What you have to do:
Every line below that mentions the word "name" should be copied out.

The input:
####
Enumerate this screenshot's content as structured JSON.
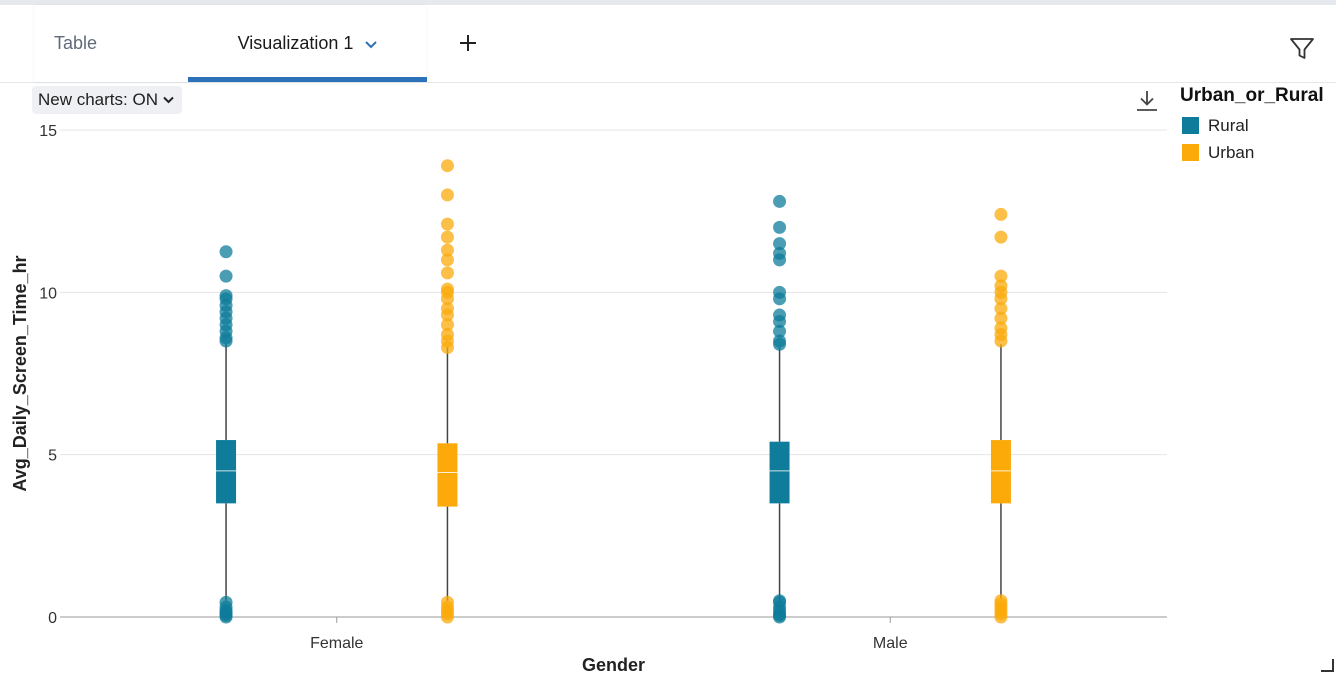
{
  "tabs": {
    "table_label": "Table",
    "visualization_label": "Visualization 1"
  },
  "toolbar": {
    "new_charts_label": "New charts: ON"
  },
  "icons": {
    "add_tab": "plus-icon",
    "filter": "filter-funnel-icon",
    "download": "download-icon",
    "dropdown": "chevron-down-icon",
    "resize": "resize-grip-icon"
  },
  "colors": {
    "accent": "#2d72b8",
    "rural": "#0e7c9a",
    "urban": "#fbaa0a"
  },
  "chart_data": {
    "type": "box",
    "xlabel": "Gender",
    "ylabel": "Avg_Daily_Screen_Time_hr",
    "ylim": [
      0,
      15
    ],
    "yticks": [
      0,
      5,
      10,
      15
    ],
    "grid": true,
    "legend": {
      "title": "Urban_or_Rural",
      "placement": "right"
    },
    "categories": [
      "Female",
      "Male"
    ],
    "series": [
      {
        "name": "Rural",
        "color": "#0e7c9a",
        "boxes": [
          {
            "category": "Female",
            "min": 0.5,
            "q1": 3.5,
            "median": 4.5,
            "q3": 5.45,
            "max": 8.4,
            "outliers": [
              0.0,
              0.05,
              0.1,
              0.15,
              0.2,
              0.3,
              0.45,
              8.5,
              8.6,
              8.8,
              9.0,
              9.2,
              9.4,
              9.6,
              9.8,
              9.9,
              10.5,
              11.25
            ]
          },
          {
            "category": "Male",
            "min": 0.5,
            "q1": 3.5,
            "median": 4.5,
            "q3": 5.4,
            "max": 8.3,
            "outliers": [
              0.0,
              0.05,
              0.1,
              0.2,
              0.3,
              0.45,
              0.5,
              8.4,
              8.5,
              8.8,
              9.1,
              9.3,
              9.8,
              10.0,
              11.0,
              11.2,
              11.5,
              12.0,
              12.8
            ]
          }
        ]
      },
      {
        "name": "Urban",
        "color": "#fbaa0a",
        "boxes": [
          {
            "category": "Female",
            "min": 0.5,
            "q1": 3.4,
            "median": 4.45,
            "q3": 5.35,
            "max": 8.3,
            "outliers": [
              0.0,
              0.1,
              0.2,
              0.3,
              0.45,
              8.3,
              8.5,
              8.7,
              9.0,
              9.3,
              9.5,
              9.8,
              10.0,
              10.1,
              10.6,
              11.0,
              11.3,
              11.7,
              12.1,
              13.0,
              13.9
            ]
          },
          {
            "category": "Male",
            "min": 0.55,
            "q1": 3.5,
            "median": 4.5,
            "q3": 5.45,
            "max": 8.4,
            "outliers": [
              0.0,
              0.1,
              0.2,
              0.3,
              0.4,
              0.5,
              8.5,
              8.7,
              8.9,
              9.2,
              9.5,
              9.8,
              10.0,
              10.2,
              10.5,
              11.7,
              12.4
            ]
          }
        ]
      }
    ]
  }
}
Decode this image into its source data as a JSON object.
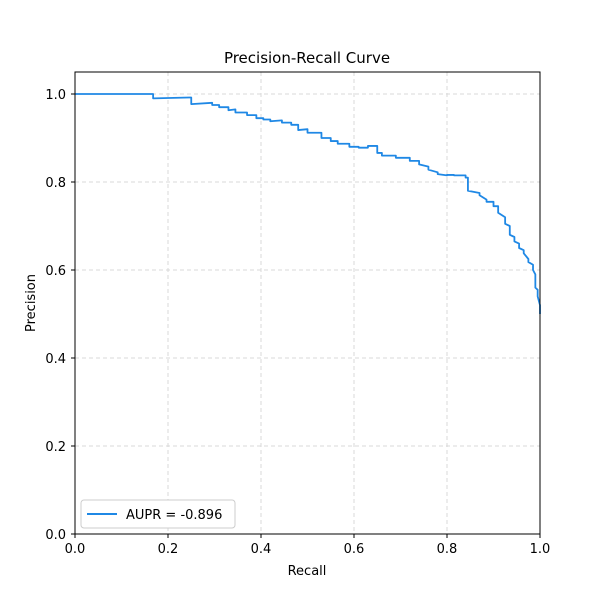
{
  "chart_data": {
    "type": "line",
    "title": "Precision-Recall Curve",
    "xlabel": "Recall",
    "ylabel": "Precision",
    "xlim": [
      0.0,
      1.0
    ],
    "ylim": [
      0.0,
      1.05
    ],
    "xticks": [
      "0.0",
      "0.2",
      "0.4",
      "0.6",
      "0.8",
      "1.0"
    ],
    "yticks": [
      "0.0",
      "0.2",
      "0.4",
      "0.6",
      "0.8",
      "1.0"
    ],
    "grid": true,
    "legend_position": "lower-left",
    "series": [
      {
        "name": "AUPR = -0.896",
        "color": "#1f88e5",
        "x": [
          0.0,
          0.168,
          0.168,
          0.245,
          0.25,
          0.25,
          0.295,
          0.295,
          0.31,
          0.31,
          0.33,
          0.33,
          0.345,
          0.345,
          0.37,
          0.37,
          0.39,
          0.39,
          0.405,
          0.405,
          0.42,
          0.42,
          0.445,
          0.445,
          0.465,
          0.465,
          0.48,
          0.48,
          0.5,
          0.5,
          0.53,
          0.53,
          0.55,
          0.55,
          0.565,
          0.565,
          0.59,
          0.59,
          0.61,
          0.61,
          0.63,
          0.63,
          0.65,
          0.65,
          0.66,
          0.66,
          0.69,
          0.69,
          0.72,
          0.72,
          0.74,
          0.74,
          0.76,
          0.76,
          0.78,
          0.78,
          0.8,
          0.8,
          0.815,
          0.815,
          0.84,
          0.84,
          0.845,
          0.845,
          0.87,
          0.87,
          0.885,
          0.885,
          0.9,
          0.9,
          0.91,
          0.91,
          0.925,
          0.925,
          0.935,
          0.935,
          0.945,
          0.945,
          0.955,
          0.955,
          0.965,
          0.965,
          0.975,
          0.975,
          0.985,
          0.985,
          0.99,
          0.99,
          0.995,
          0.995,
          1.0,
          1.0
        ],
        "y": [
          1.0,
          1.0,
          0.99,
          0.992,
          0.992,
          0.977,
          0.98,
          0.975,
          0.975,
          0.97,
          0.97,
          0.963,
          0.965,
          0.958,
          0.958,
          0.952,
          0.952,
          0.945,
          0.945,
          0.942,
          0.942,
          0.938,
          0.94,
          0.935,
          0.935,
          0.93,
          0.93,
          0.918,
          0.92,
          0.912,
          0.912,
          0.9,
          0.9,
          0.893,
          0.893,
          0.887,
          0.887,
          0.88,
          0.88,
          0.878,
          0.878,
          0.882,
          0.882,
          0.866,
          0.866,
          0.86,
          0.86,
          0.855,
          0.855,
          0.848,
          0.848,
          0.84,
          0.835,
          0.828,
          0.822,
          0.818,
          0.815,
          0.816,
          0.816,
          0.815,
          0.815,
          0.81,
          0.81,
          0.78,
          0.775,
          0.77,
          0.76,
          0.755,
          0.755,
          0.745,
          0.745,
          0.73,
          0.72,
          0.705,
          0.7,
          0.68,
          0.675,
          0.665,
          0.66,
          0.65,
          0.645,
          0.638,
          0.625,
          0.618,
          0.612,
          0.6,
          0.59,
          0.56,
          0.555,
          0.54,
          0.52,
          0.5
        ]
      }
    ]
  }
}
####
Solution for this exercise:
        "name": "Rural",
        "name": "Urban",
        "name": "AUPR = -0.896",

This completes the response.